Task to complete: The data below must be copied in full and without any change.

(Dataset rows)
━━━━━━━━━━━━━━━━━━━━━━━━━━━━━━

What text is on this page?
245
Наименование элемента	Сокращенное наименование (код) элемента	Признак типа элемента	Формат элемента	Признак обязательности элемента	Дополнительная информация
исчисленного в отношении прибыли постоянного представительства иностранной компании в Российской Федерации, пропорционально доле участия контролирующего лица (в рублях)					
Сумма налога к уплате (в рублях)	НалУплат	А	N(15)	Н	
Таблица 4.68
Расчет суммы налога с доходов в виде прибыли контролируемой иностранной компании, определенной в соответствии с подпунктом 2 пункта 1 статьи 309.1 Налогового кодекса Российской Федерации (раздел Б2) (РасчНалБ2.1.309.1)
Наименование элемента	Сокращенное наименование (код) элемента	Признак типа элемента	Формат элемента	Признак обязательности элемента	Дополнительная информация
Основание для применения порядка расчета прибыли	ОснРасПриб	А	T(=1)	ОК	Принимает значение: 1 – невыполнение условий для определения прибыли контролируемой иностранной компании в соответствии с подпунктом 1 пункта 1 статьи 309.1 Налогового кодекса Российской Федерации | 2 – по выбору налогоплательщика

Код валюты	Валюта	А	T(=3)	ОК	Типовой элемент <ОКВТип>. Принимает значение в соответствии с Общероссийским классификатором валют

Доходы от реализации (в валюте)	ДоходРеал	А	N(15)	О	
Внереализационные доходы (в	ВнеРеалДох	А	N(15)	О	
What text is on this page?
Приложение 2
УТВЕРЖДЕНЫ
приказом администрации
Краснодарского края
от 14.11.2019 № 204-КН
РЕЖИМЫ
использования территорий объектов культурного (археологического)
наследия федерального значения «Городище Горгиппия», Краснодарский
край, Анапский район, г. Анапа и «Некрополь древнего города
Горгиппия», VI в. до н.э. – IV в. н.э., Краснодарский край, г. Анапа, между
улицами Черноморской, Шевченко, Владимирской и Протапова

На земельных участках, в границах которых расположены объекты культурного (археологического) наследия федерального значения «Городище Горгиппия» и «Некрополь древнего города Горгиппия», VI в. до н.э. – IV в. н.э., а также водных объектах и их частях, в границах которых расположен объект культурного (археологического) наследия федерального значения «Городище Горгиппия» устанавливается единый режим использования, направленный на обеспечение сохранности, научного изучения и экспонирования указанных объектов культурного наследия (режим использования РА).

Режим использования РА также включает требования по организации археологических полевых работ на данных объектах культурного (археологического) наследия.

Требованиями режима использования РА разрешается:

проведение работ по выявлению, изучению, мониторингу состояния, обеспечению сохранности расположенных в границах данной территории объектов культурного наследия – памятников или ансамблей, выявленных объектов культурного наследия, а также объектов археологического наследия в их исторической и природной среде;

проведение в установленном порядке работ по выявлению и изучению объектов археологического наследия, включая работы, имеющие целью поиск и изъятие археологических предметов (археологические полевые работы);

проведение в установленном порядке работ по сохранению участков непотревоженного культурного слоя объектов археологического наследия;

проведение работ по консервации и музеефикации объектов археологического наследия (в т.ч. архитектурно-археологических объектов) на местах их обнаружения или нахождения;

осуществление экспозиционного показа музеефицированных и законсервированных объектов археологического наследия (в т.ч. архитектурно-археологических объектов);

━━━━━━━━━━━━━━━━━━━━━━━━━━━━━━

Correct answer:
What text is on this page?
245
Наименование элемента	Сокращенное наименование (код) элемента	Признак типа элемента	Формат элемента	Признак обязательности элемента	Дополнительная информация
исчисленного в отношении прибыли постоянного представительства иностранной компании в Российской Федерации, пропорционально доле участия контролирующего лица (в рублях)					
Сумма налога к уплате (в рублях)	НалУплат	А	N(15)	Н	
Таблица 4.68
Расчет суммы налога с доходов в виде прибыли контролируемой иностранной компании, определенной в соответствии с подпунктом 2 пункта 1 статьи 309.1 Налогового кодекса Российской Федерации (раздел Б2) (РасчНалБ2.1.309.1)
Наименование элемента	Сокращенное наименование (код) элемента	Признак типа элемента	Формат элемента	Признак обязательности элемента	Дополнительная информация
Основание для применения порядка расчета прибыли	ОснРасПриб	А	T(=1)	ОК	Принимает значение: 1 – невыполнение условий для определения прибыли контролируемой иностранной компании в соответствии с подпунктом 1 пункта 1 статьи 309.1 Налогового кодекса Российской Федерации | 2 – по выбору налогоплательщика

Код валюты	Валюта	А	T(=3)	ОК	Типовой элемент <ОКВТип>. Принимает значение в соответствии с Общероссийским классификатором валют

Доходы от реализации (в валюте)	ДоходРеал	А	N(15)	О	
Внереализационные доходы (в	ВнеРеалДох	А	N(15)	О	
What text is on this page?
Приложение 2
УТВЕРЖДЕНЫ
приказом администрации
Краснодарского края
от 14.11.2019 № 204-КН
РЕЖИМЫ
использования территорий объектов культурного (археологического)
наследия федерального значения «Городище Горгиппия», Краснодарский
край, Анапский район, г. Анапа и «Некрополь древнего города
Горгиппия», VI в. до н.э. – IV в. н.э., Краснодарский край, г. Анапа, между
улицами Черноморской, Шевченко, Владимирской и Протапова

На земельных участках, в границах которых расположены объекты культурного (археологического) наследия федерального значения «Городище Горгиппия» и «Некрополь древнего города Горгиппия», VI в. до н.э. – IV в. н.э., а также водных объектах и их частях, в границах которых расположен объект культурного (археологического) наследия федерального значения «Городище Горгиппия» устанавливается единый режим использования, направленный на обеспечение сохранности, научного изучения и экспонирования указанных объектов культурного наследия (режим использования РА).

Режим использования РА также включает требования по организации археологических полевых работ на данных объектах культурного (археологического) наследия.

Требованиями режима использования РА разрешается:

проведение работ по выявлению, изучению, мониторингу состояния, обеспечению сохранности расположенных в границах данной территории объектов культурного наследия – памятников или ансамблей, выявленных объектов культурного наследия, а также объектов археологического наследия в их исторической и природной среде;

проведение в установленном порядке работ по выявлению и изучению объектов археологического наследия, включая работы, имеющие целью поиск и изъятие археологических предметов (археологические полевые работы);

проведение в установленном порядке работ по сохранению участков непотревоженного культурного слоя объектов археологического наследия;

проведение работ по консервации и музеефикации объектов археологического наследия (в т.ч. архитектурно-археологических объектов) на местах их обнаружения или нахождения;

осуществление экспозиционного показа музеефицированных и законсервированных объектов археологического наследия (в т.ч. архитектурно-археологических объектов);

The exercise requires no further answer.